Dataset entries

+++++

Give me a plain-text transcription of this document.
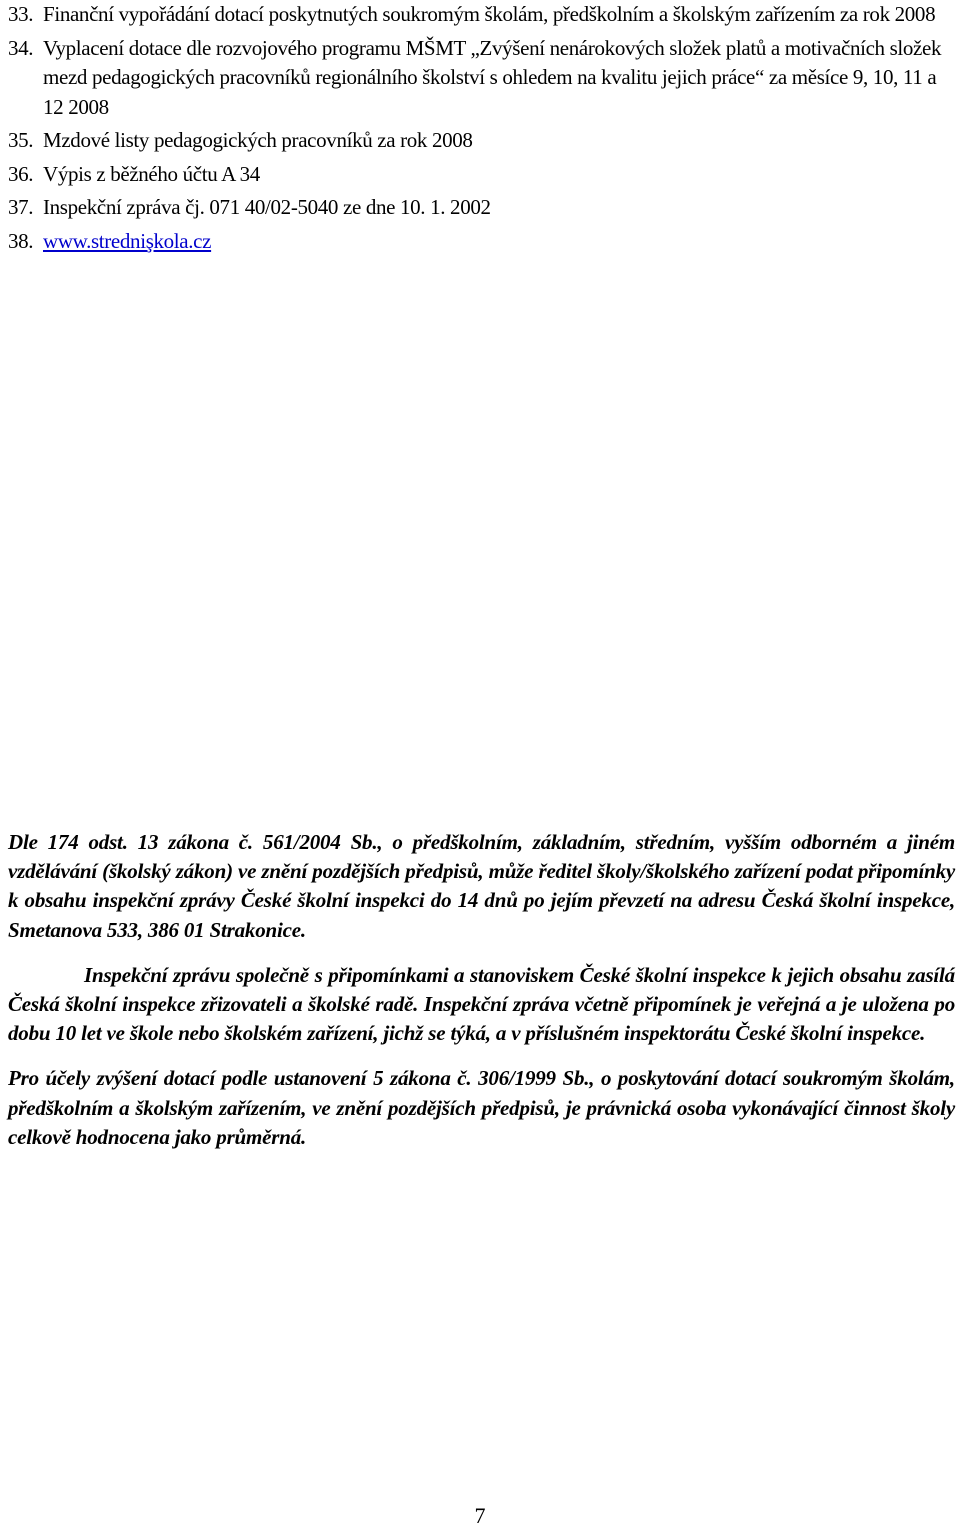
33. Finanční vypořádání dotací poskytnutých soukromým školám, předškolním a školským zařízením za rok 2008
34. Vyplacení dotace dle rozvojového programu MŠMT „Zvýšení nenárokových složek platů a motivačních složek mezd pedagogických pracovníků regionálního školství s ohledem na kvalitu jejich práce“ za měsíce 9, 10, 11 a 12 2008
35. Mzdové listy pedagogických pracovníků za rok 2008
36. Výpis z běžného účtu A 34
37. Inspekční zpráva čj. 071 40/02-5040 ze dne 10. 1. 2002
38. www.strednişkola.cz

Dle 174 odst. 13 zákona č. 561/2004 Sb., o předškolním, základním, středním, vyšším odborném a jiném vzdělávání (školský zákon) ve znění pozdějších předpisů, může ředitel školy/školského zařízení podat připomínky k obsahu inspekční zprávy České školní inspekci do 14 dnů po jejím převzetí na adresu Česká školní inspekce, Smetanova 533, 386 01 Strakonice.

Inspekční zprávu společně s připomínkami a stanoviskem České školní inspekce k jejich obsahu zasílá Česká školní inspekce zřizovateli a školské radě. Inspekční zpráva včetně připomínek je veřejná a je uložena po dobu 10 let ve škole nebo školském zařízení, jichž se týká, a v příslušném inspektorátu České školní inspekce.

Pro účely zvýšení dotací podle ustanovení 5 zákona č. 306/1999 Sb., o poskytování dotací soukromým školám, předškolním a školským zařízením, ve znění pozdějších předpisů, je právnická osoba vykonávající činnost školy celkově hodnocena jako průměrná.

7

+++++

Return all of the entries exactly as written, but drop any pictures they hold.

Give me a plain-text transcription of this document.
33. Finanční vypořádání dotací poskytnutých soukromým školám, předškolním a školským zařízením za rok 2008
34. Vyplacení dotace dle rozvojového programu MŠMT „Zvýšení nenárokových složek platů a motivačních složek mezd pedagogických pracovníků regionálního školství s ohledem na kvalitu jejich práce“ za měsíce 9, 10, 11 a 12 2008
35. Mzdové listy pedagogických pracovníků za rok 2008
36. Výpis z běžného účtu A 34
37. Inspekční zpráva čj. 071 40/02-5040 ze dne 10. 1. 2002
38. www.strednişkola.cz

Dle 174 odst. 13 zákona č. 561/2004 Sb., o předškolním, základním, středním, vyšším odborném a jiném vzdělávání (školský zákon) ve znění pozdějších předpisů, může ředitel školy/školského zařízení podat připomínky k obsahu inspekční zprávy České školní inspekci do 14 dnů po jejím převzetí na adresu Česká školní inspekce, Smetanova 533, 386 01 Strakonice.

Inspekční zprávu společně s připomínkami a stanoviskem České školní inspekce k jejich obsahu zasílá Česká školní inspekce zřizovateli a školské radě. Inspekční zpráva včetně připomínek je veřejná a je uložena po dobu 10 let ve škole nebo školském zařízení, jichž se týká, a v příslušném inspektorátu České školní inspekce.

Pro účely zvýšení dotací podle ustanovení 5 zákona č. 306/1999 Sb., o poskytování dotací soukromým školám, předškolním a školským zařízením, ve znění pozdějších předpisů, je právnická osoba vykonávající činnost školy celkově hodnocena jako průměrná.

7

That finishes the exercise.